● Set exercise: Repeat each entry exactly and drop the pictures.

● Stored data:
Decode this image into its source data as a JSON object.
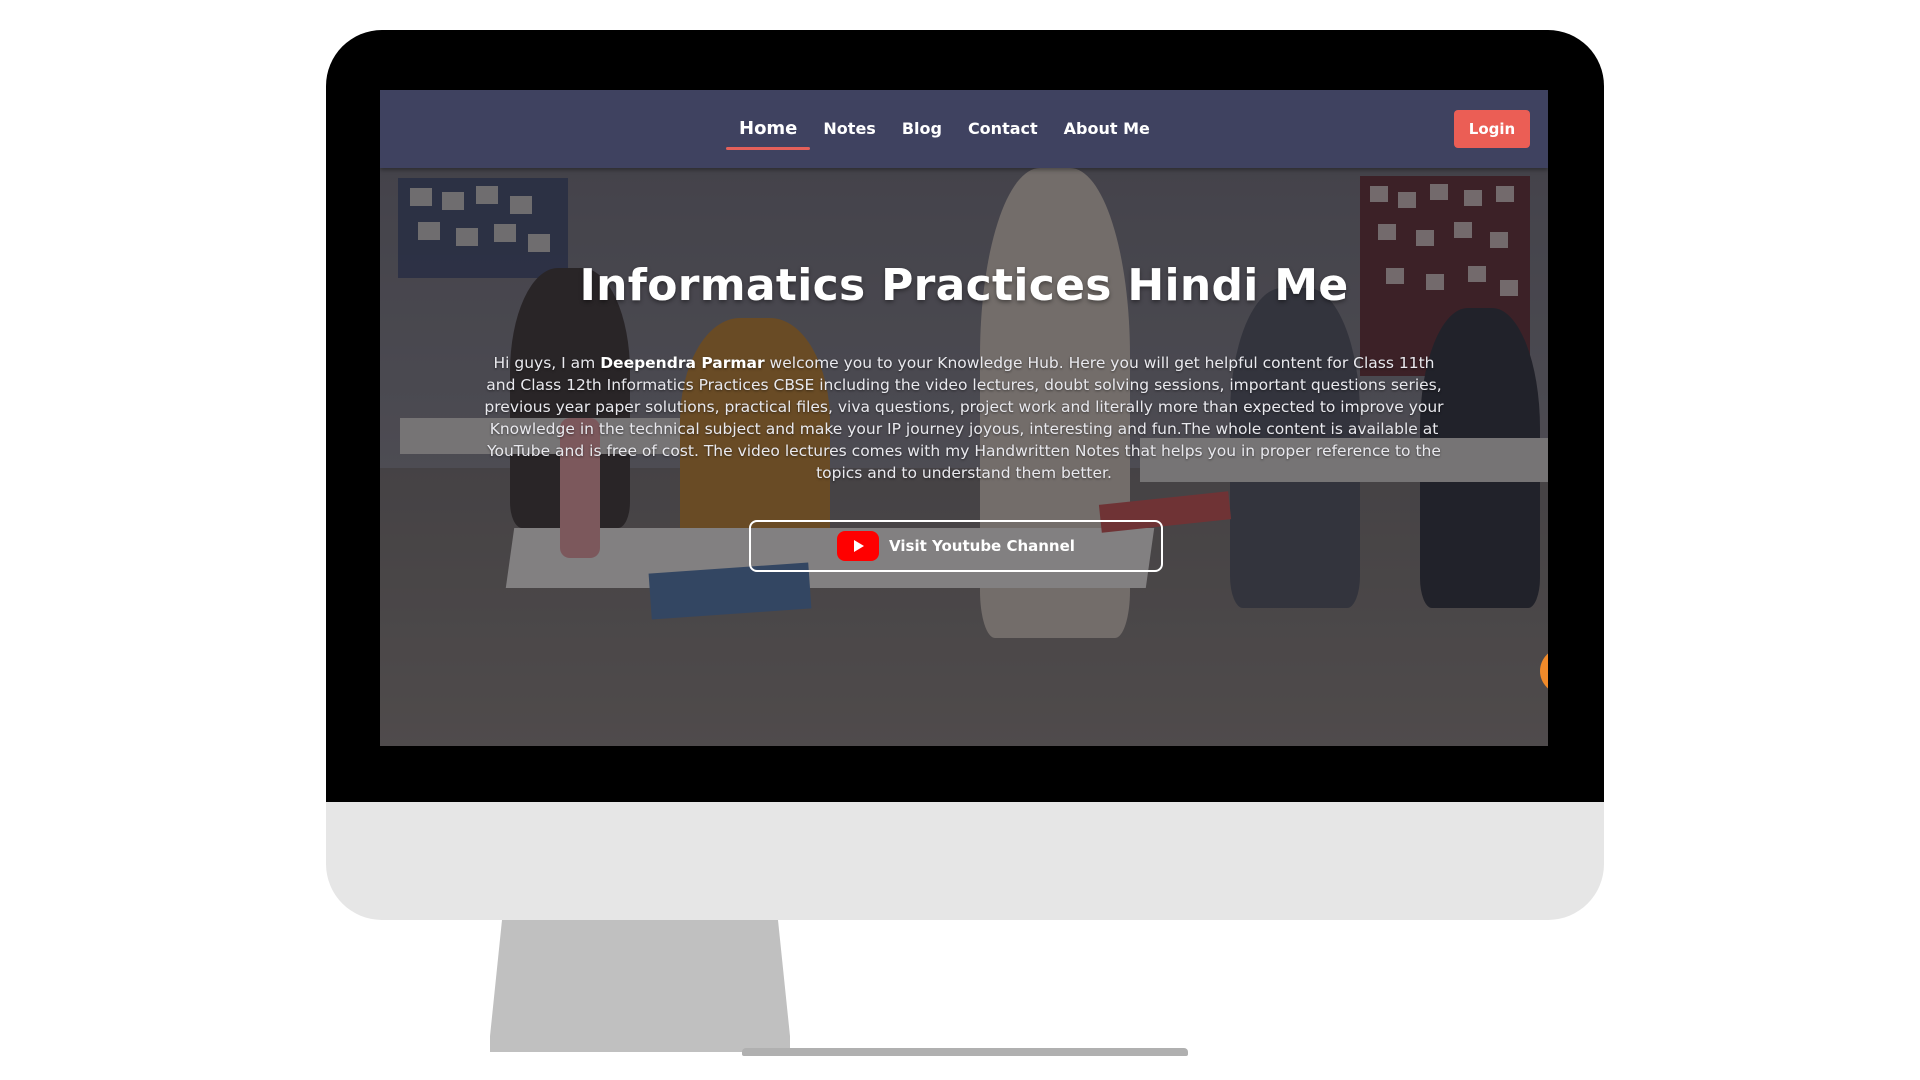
{
  "nav": {
    "links": [
      {
        "label": "Home",
        "active": true
      },
      {
        "label": "Notes",
        "active": false
      },
      {
        "label": "Blog",
        "active": false
      },
      {
        "label": "Contact",
        "active": false
      },
      {
        "label": "About Me",
        "active": false
      }
    ],
    "login_label": "Login",
    "bar_color": "#3f4260",
    "accent_color": "#eb5e55"
  },
  "hero": {
    "title": "Informatics Practices Hindi Me",
    "intro_prefix": "Hi guys, I am ",
    "author": "Deependra Parmar",
    "intro_body": " welcome you to your Knowledge Hub. Here you will get helpful content for Class 11th and Class 12th Informatics Practices CBSE including the video lectures, doubt solving sessions, important questions series, previous year paper solutions, practical files, viva questions, project work and literally more than expected to improve your Knowledge in the technical subject and make your IP journey joyous, interesting and fun.The whole content is available at YouTube and is free of cost. The video lectures comes with my Handwritten Notes that helps you in proper reference to the topics and to understand them better.",
    "cta_label": "Visit Youtube Channel",
    "cta_icon": "youtube-icon",
    "youtube_color": "#ff0000"
  }
}
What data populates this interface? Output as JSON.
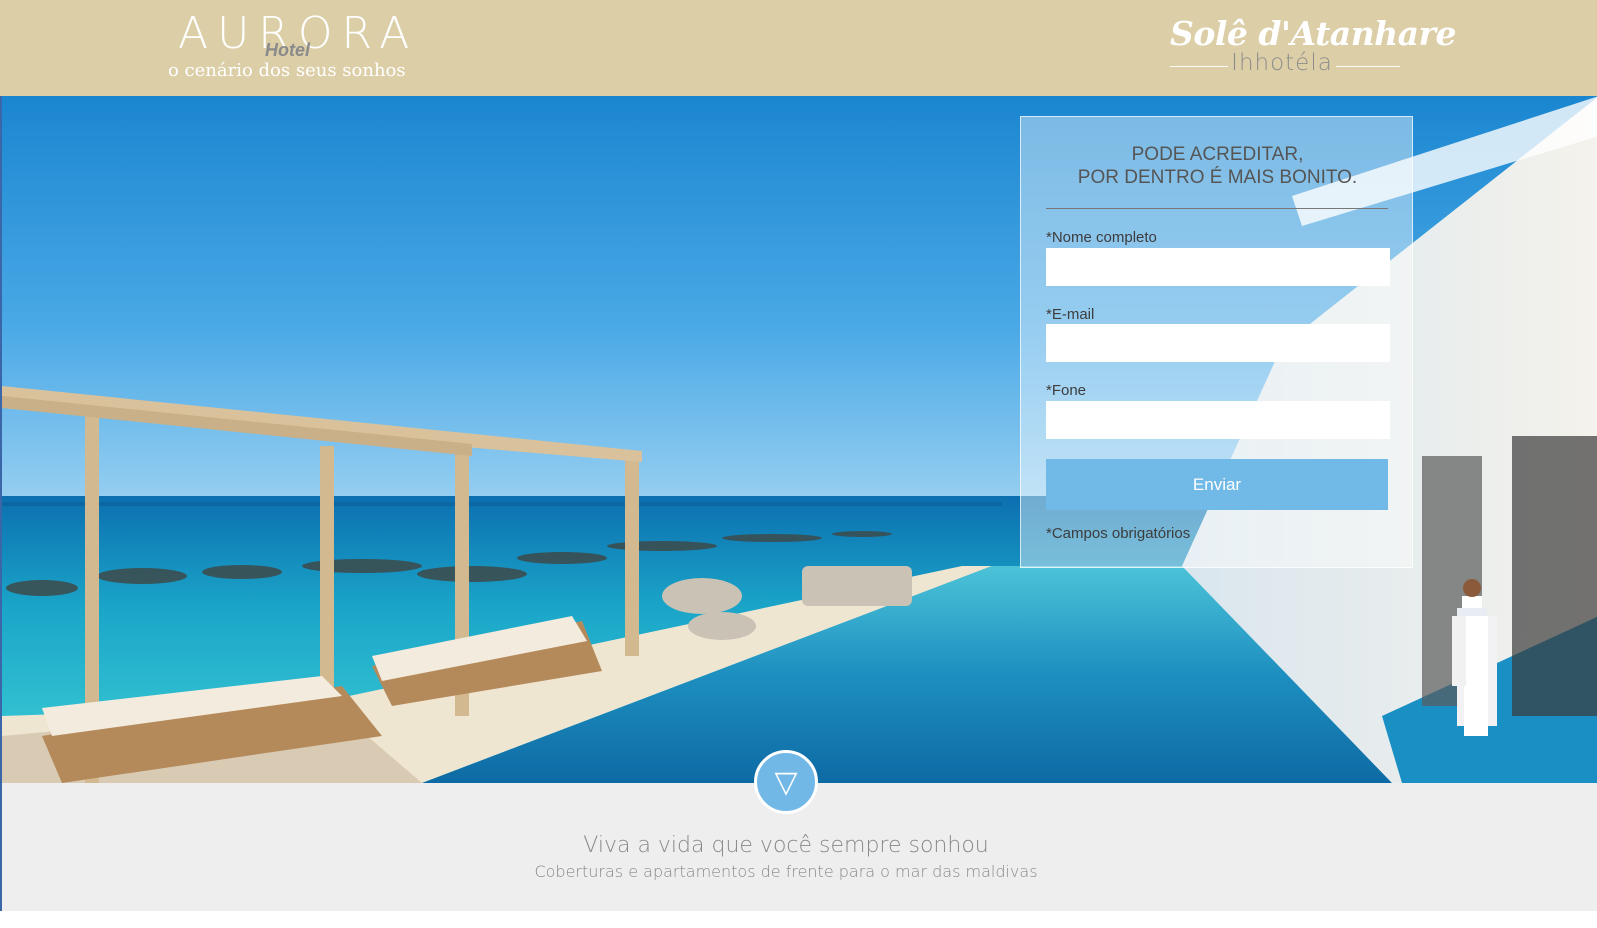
{
  "header": {
    "logo_left": {
      "title": "AURORA",
      "overlay": "Hotel",
      "tagline": "o cenário dos seus sonhos"
    },
    "logo_right": {
      "script": "Solê d'Atanhare",
      "subtitle": "Ihhotéla"
    }
  },
  "hero": {
    "image": "resort-pool-ocean-view"
  },
  "form": {
    "heading_line1": "PODE ACREDITAR,",
    "heading_line2": "POR DENTRO É MAIS BONITO.",
    "fields": [
      {
        "label": "*Nome completo",
        "value": ""
      },
      {
        "label": "*E-mail",
        "value": ""
      },
      {
        "label": "*Fone",
        "value": ""
      }
    ],
    "submit_label": "Enviar",
    "required_note": "*Campos obrigatórios"
  },
  "bottom": {
    "scroll_icon": "▽",
    "title": "Viva a vida que você sempre sonhou",
    "subtitle": "Coberturas e apartamentos de frente para o mar das maldivas"
  },
  "colors": {
    "header_bg": "#dccfa8",
    "button_blue": "#71b9e6",
    "bottom_bg": "#eeeeee"
  }
}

● Solved exercise:
Decode this image into its source data as a JSON object.
{
  "nav": {
    "links": [
      {
        "label": "Home",
        "active": true
      },
      {
        "label": "Notes",
        "active": false
      },
      {
        "label": "Blog",
        "active": false
      },
      {
        "label": "Contact",
        "active": false
      },
      {
        "label": "About Me",
        "active": false
      }
    ],
    "login_label": "Login",
    "bar_color": "#3f4260",
    "accent_color": "#eb5e55"
  },
  "hero": {
    "title": "Informatics Practices Hindi Me",
    "intro_prefix": "Hi guys, I am ",
    "author": "Deependra Parmar",
    "intro_body": " welcome you to your Knowledge Hub. Here you will get helpful content for Class 11th and Class 12th Informatics Practices CBSE including the video lectures, doubt solving sessions, important questions series, previous year paper solutions, practical files, viva questions, project work and literally more than expected to improve your Knowledge in the technical subject and make your IP journey joyous, interesting and fun.The whole content is available at YouTube and is free of cost. The video lectures comes with my Handwritten Notes that helps you in proper reference to the topics and to understand them better.",
    "cta_label": "Visit Youtube Channel",
    "cta_icon": "youtube-icon",
    "youtube_color": "#ff0000"
  }
}
What data populates this interface? Output as JSON.
{
  "header": {
    "logo_left": {
      "title": "AURORA",
      "overlay": "Hotel",
      "tagline": "o cenário dos seus sonhos"
    },
    "logo_right": {
      "script": "Solê d'Atanhare",
      "subtitle": "Ihhotéla"
    }
  },
  "hero": {
    "image": "resort-pool-ocean-view"
  },
  "form": {
    "heading_line1": "PODE ACREDITAR,",
    "heading_line2": "POR DENTRO É MAIS BONITO.",
    "fields": [
      {
        "label": "*Nome completo",
        "value": ""
      },
      {
        "label": "*E-mail",
        "value": ""
      },
      {
        "label": "*Fone",
        "value": ""
      }
    ],
    "submit_label": "Enviar",
    "required_note": "*Campos obrigatórios"
  },
  "bottom": {
    "scroll_icon": "▽",
    "title": "Viva a vida que você sempre sonhou",
    "subtitle": "Coberturas e apartamentos de frente para o mar das maldivas"
  },
  "colors": {
    "header_bg": "#dccfa8",
    "button_blue": "#71b9e6",
    "bottom_bg": "#eeeeee"
  }
}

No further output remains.